***** TASK DATA *****

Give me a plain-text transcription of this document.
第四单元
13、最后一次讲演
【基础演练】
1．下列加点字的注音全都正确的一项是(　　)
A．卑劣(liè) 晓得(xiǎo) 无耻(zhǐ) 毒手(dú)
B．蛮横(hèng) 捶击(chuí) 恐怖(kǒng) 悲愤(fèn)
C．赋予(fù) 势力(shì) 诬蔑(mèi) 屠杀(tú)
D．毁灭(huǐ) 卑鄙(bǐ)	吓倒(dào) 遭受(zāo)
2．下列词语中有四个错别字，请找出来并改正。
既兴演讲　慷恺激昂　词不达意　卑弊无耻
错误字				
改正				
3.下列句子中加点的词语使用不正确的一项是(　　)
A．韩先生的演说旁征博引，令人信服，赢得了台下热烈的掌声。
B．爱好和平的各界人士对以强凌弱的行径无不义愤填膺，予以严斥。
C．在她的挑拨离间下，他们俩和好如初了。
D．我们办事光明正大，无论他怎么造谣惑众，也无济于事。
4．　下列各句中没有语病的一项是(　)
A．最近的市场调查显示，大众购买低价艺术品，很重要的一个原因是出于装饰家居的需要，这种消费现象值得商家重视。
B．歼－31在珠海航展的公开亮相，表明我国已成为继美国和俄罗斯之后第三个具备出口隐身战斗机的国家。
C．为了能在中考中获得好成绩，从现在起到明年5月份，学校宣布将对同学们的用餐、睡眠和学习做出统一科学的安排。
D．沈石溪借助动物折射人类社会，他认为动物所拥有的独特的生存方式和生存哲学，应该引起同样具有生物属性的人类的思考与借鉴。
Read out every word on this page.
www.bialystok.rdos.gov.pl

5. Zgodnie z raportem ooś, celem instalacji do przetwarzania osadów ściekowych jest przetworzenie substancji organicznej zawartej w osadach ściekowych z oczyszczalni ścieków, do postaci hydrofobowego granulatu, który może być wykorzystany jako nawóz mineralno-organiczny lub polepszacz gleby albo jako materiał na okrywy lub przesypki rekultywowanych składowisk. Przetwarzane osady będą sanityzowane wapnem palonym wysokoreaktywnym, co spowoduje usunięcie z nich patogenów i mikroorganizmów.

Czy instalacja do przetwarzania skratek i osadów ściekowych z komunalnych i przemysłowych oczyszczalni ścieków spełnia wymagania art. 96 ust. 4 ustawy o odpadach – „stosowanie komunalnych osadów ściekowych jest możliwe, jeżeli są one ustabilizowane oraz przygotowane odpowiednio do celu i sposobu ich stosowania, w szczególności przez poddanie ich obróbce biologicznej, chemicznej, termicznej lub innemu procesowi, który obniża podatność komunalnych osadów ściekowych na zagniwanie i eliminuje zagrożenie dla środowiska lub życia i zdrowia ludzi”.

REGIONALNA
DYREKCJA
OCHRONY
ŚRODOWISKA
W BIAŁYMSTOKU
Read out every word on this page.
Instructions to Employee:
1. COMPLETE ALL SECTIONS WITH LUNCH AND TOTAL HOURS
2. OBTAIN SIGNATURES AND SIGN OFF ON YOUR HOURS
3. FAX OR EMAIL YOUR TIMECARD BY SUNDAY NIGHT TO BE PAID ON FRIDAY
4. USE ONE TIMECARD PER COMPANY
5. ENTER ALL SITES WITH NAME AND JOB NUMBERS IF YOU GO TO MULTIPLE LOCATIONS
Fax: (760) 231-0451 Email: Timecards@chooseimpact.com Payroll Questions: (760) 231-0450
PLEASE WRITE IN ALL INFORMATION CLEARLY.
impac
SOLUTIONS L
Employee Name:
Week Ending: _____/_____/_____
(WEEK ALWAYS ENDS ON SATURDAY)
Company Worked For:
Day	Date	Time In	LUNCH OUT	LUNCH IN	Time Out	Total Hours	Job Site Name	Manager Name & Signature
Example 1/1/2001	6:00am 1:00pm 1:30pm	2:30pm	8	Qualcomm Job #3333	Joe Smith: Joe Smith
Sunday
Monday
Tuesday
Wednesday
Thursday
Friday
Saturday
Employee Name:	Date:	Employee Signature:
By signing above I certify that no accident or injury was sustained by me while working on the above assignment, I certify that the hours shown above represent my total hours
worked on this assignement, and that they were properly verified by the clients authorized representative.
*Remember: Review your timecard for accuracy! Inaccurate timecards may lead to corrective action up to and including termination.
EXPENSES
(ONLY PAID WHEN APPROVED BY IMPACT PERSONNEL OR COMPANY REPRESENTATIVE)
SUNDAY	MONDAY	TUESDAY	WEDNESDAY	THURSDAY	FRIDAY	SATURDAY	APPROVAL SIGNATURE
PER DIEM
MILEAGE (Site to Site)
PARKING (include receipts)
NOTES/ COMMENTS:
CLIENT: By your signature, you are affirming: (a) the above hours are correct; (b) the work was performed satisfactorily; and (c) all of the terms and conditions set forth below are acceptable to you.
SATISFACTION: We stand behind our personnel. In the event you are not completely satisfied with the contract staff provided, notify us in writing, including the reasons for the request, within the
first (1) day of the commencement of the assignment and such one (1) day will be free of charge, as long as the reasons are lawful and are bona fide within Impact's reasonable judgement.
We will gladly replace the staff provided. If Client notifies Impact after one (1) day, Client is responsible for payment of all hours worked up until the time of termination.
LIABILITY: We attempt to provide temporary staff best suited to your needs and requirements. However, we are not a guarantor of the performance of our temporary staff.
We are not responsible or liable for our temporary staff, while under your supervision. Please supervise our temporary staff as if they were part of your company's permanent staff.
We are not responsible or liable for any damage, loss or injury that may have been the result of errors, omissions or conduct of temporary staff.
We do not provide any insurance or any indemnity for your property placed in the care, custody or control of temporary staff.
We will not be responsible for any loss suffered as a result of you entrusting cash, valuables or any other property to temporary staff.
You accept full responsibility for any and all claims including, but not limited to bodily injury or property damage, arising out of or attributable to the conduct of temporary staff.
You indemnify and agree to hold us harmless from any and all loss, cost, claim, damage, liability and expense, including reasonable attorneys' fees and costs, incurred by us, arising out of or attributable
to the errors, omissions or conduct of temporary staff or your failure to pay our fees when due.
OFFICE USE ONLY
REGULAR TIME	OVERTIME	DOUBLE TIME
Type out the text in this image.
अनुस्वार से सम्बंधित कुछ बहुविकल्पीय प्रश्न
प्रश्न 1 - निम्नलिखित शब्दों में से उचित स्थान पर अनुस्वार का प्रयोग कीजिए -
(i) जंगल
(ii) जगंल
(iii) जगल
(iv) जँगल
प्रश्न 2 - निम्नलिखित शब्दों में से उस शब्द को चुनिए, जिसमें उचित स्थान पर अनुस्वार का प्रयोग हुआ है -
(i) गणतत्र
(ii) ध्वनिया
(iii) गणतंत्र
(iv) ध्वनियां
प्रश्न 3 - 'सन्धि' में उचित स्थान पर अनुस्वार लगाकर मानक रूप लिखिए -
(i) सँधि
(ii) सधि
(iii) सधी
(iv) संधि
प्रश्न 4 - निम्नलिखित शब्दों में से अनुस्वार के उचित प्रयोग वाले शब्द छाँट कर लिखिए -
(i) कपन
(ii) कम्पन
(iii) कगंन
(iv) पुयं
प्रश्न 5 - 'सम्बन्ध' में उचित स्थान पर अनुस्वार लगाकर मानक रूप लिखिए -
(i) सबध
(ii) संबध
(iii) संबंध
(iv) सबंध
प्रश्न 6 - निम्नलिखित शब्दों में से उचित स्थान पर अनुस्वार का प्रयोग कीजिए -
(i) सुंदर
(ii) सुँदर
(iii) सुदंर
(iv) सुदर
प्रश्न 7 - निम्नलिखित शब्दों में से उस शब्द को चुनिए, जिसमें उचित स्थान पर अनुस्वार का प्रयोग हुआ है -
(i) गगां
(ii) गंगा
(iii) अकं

*****

§ **TASK TO CARRY OUT**
Please quote the records above exactly, without skipping a line.

§ **CORRECT RESPONSE**
Give me a plain-text transcription of this document.
第四单元
13、最后一次讲演
【基础演练】
1．下列加点字的注音全都正确的一项是(　　)
A．卑劣(liè) 晓得(xiǎo) 无耻(zhǐ) 毒手(dú)
B．蛮横(hèng) 捶击(chuí) 恐怖(kǒng) 悲愤(fèn)
C．赋予(fù) 势力(shì) 诬蔑(mèi) 屠杀(tú)
D．毁灭(huǐ) 卑鄙(bǐ)	吓倒(dào) 遭受(zāo)
2．下列词语中有四个错别字，请找出来并改正。
既兴演讲　慷恺激昂　词不达意　卑弊无耻
错误字				
改正				
3.下列句子中加点的词语使用不正确的一项是(　　)
A．韩先生的演说旁征博引，令人信服，赢得了台下热烈的掌声。
B．爱好和平的各界人士对以强凌弱的行径无不义愤填膺，予以严斥。
C．在她的挑拨离间下，他们俩和好如初了。
D．我们办事光明正大，无论他怎么造谣惑众，也无济于事。
4．　下列各句中没有语病的一项是(　)
A．最近的市场调查显示，大众购买低价艺术品，很重要的一个原因是出于装饰家居的需要，这种消费现象值得商家重视。
B．歼－31在珠海航展的公开亮相，表明我国已成为继美国和俄罗斯之后第三个具备出口隐身战斗机的国家。
C．为了能在中考中获得好成绩，从现在起到明年5月份，学校宣布将对同学们的用餐、睡眠和学习做出统一科学的安排。
D．沈石溪借助动物折射人类社会，他认为动物所拥有的独特的生存方式和生存哲学，应该引起同样具有生物属性的人类的思考与借鉴。
Read out every word on this page.
www.bialystok.rdos.gov.pl

5. Zgodnie z raportem ooś, celem instalacji do przetwarzania osadów ściekowych jest przetworzenie substancji organicznej zawartej w osadach ściekowych z oczyszczalni ścieków, do postaci hydrofobowego granulatu, który może być wykorzystany jako nawóz mineralno-organiczny lub polepszacz gleby albo jako materiał na okrywy lub przesypki rekultywowanych składowisk. Przetwarzane osady będą sanityzowane wapnem palonym wysokoreaktywnym, co spowoduje usunięcie z nich patogenów i mikroorganizmów.

Czy instalacja do przetwarzania skratek i osadów ściekowych z komunalnych i przemysłowych oczyszczalni ścieków spełnia wymagania art. 96 ust. 4 ustawy o odpadach – „stosowanie komunalnych osadów ściekowych jest możliwe, jeżeli są one ustabilizowane oraz przygotowane odpowiednio do celu i sposobu ich stosowania, w szczególności przez poddanie ich obróbce biologicznej, chemicznej, termicznej lub innemu procesowi, który obniża podatność komunalnych osadów ściekowych na zagniwanie i eliminuje zagrożenie dla środowiska lub życia i zdrowia ludzi”.

REGIONALNA
DYREKCJA
OCHRONY
ŚRODOWISKA
W BIAŁYMSTOKU
Read out every word on this page.
Instructions to Employee:
1. COMPLETE ALL SECTIONS WITH LUNCH AND TOTAL HOURS
2. OBTAIN SIGNATURES AND SIGN OFF ON YOUR HOURS
3. FAX OR EMAIL YOUR TIMECARD BY SUNDAY NIGHT TO BE PAID ON FRIDAY
4. USE ONE TIMECARD PER COMPANY
5. ENTER ALL SITES WITH NAME AND JOB NUMBERS IF YOU GO TO MULTIPLE LOCATIONS
Fax: (760) 231-0451 Email: Timecards@chooseimpact.com Payroll Questions: (760) 231-0450
PLEASE WRITE IN ALL INFORMATION CLEARLY.
impac
SOLUTIONS L
Employee Name:
Week Ending: _____/_____/_____
(WEEK ALWAYS ENDS ON SATURDAY)
Company Worked For:
Day	Date	Time In	LUNCH OUT	LUNCH IN	Time Out	Total Hours	Job Site Name	Manager Name & Signature
Example 1/1/2001	6:00am 1:00pm 1:30pm	2:30pm	8	Qualcomm Job #3333	Joe Smith: Joe Smith
Sunday
Monday
Tuesday
Wednesday
Thursday
Friday
Saturday
Employee Name:	Date:	Employee Signature:
By signing above I certify that no accident or injury was sustained by me while working on the above assignment, I certify that the hours shown above represent my total hours
worked on this assignement, and that they were properly verified by the clients authorized representative.
*Remember: Review your timecard for accuracy! Inaccurate timecards may lead to corrective action up to and including termination.
EXPENSES
(ONLY PAID WHEN APPROVED BY IMPACT PERSONNEL OR COMPANY REPRESENTATIVE)
SUNDAY	MONDAY	TUESDAY	WEDNESDAY	THURSDAY	FRIDAY	SATURDAY	APPROVAL SIGNATURE
PER DIEM
MILEAGE (Site to Site)
PARKING (include receipts)
NOTES/ COMMENTS:
CLIENT: By your signature, you are affirming: (a) the above hours are correct; (b) the work was performed satisfactorily; and (c) all of the terms and conditions set forth below are acceptable to you.
SATISFACTION: We stand behind our personnel. In the event you are not completely satisfied with the contract staff provided, notify us in writing, including the reasons for the request, within the
first (1) day of the commencement of the assignment and such one (1) day will be free of charge, as long as the reasons are lawful and are bona fide within Impact's reasonable judgement.
We will gladly replace the staff provided. If Client notifies Impact after one (1) day, Client is responsible for payment of all hours worked up until the time of termination.
LIABILITY: We attempt to provide temporary staff best suited to your needs and requirements. However, we are not a guarantor of the performance of our temporary staff.
We are not responsible or liable for our temporary staff, while under your supervision. Please supervise our temporary staff as if they were part of your company's permanent staff.
We are not responsible or liable for any damage, loss or injury that may have been the result of errors, omissions or conduct of temporary staff.
We do not provide any insurance or any indemnity for your property placed in the care, custody or control of temporary staff.
We will not be responsible for any loss suffered as a result of you entrusting cash, valuables or any other property to temporary staff.
You accept full responsibility for any and all claims including, but not limited to bodily injury or property damage, arising out of or attributable to the conduct of temporary staff.
You indemnify and agree to hold us harmless from any and all loss, cost, claim, damage, liability and expense, including reasonable attorneys' fees and costs, incurred by us, arising out of or attributable
to the errors, omissions or conduct of temporary staff or your failure to pay our fees when due.
OFFICE USE ONLY
REGULAR TIME	OVERTIME	DOUBLE TIME
Type out the text in this image.
अनुस्वार से सम्बंधित कुछ बहुविकल्पीय प्रश्न
प्रश्न 1 - निम्नलिखित शब्दों में से उचित स्थान पर अनुस्वार का प्रयोग कीजिए -
(i) जंगल
(ii) जगंल
(iii) जगल
(iv) जँगल
प्रश्न 2 - निम्नलिखित शब्दों में से उस शब्द को चुनिए, जिसमें उचित स्थान पर अनुस्वार का प्रयोग हुआ है -
(i) गणतत्र
(ii) ध्वनिया
(iii) गणतंत्र
(iv) ध्वनियां
प्रश्न 3 - 'सन्धि' में उचित स्थान पर अनुस्वार लगाकर मानक रूप लिखिए -
(i) सँधि
(ii) सधि
(iii) सधी
(iv) संधि
प्रश्न 4 - निम्नलिखित शब्दों में से अनुस्वार के उचित प्रयोग वाले शब्द छाँट कर लिखिए -
(i) कपन
(ii) कम्पन
(iii) कगंन
(iv) पुयं
प्रश्न 5 - 'सम्बन्ध' में उचित स्थान पर अनुस्वार लगाकर मानक रूप लिखिए -
(i) सबध
(ii) संबध
(iii) संबंध
(iv) सबंध
प्रश्न 6 - निम्नलिखित शब्दों में से उचित स्थान पर अनुस्वार का प्रयोग कीजिए -
(i) सुंदर
(ii) सुँदर
(iii) सुदंर
(iv) सुदर
प्रश्न 7 - निम्नलिखित शब्दों में से उस शब्द को चुनिए, जिसमें उचित स्थान पर अनुस्वार का प्रयोग हुआ है -
(i) गगां
(ii) गंगा
(iii) अकं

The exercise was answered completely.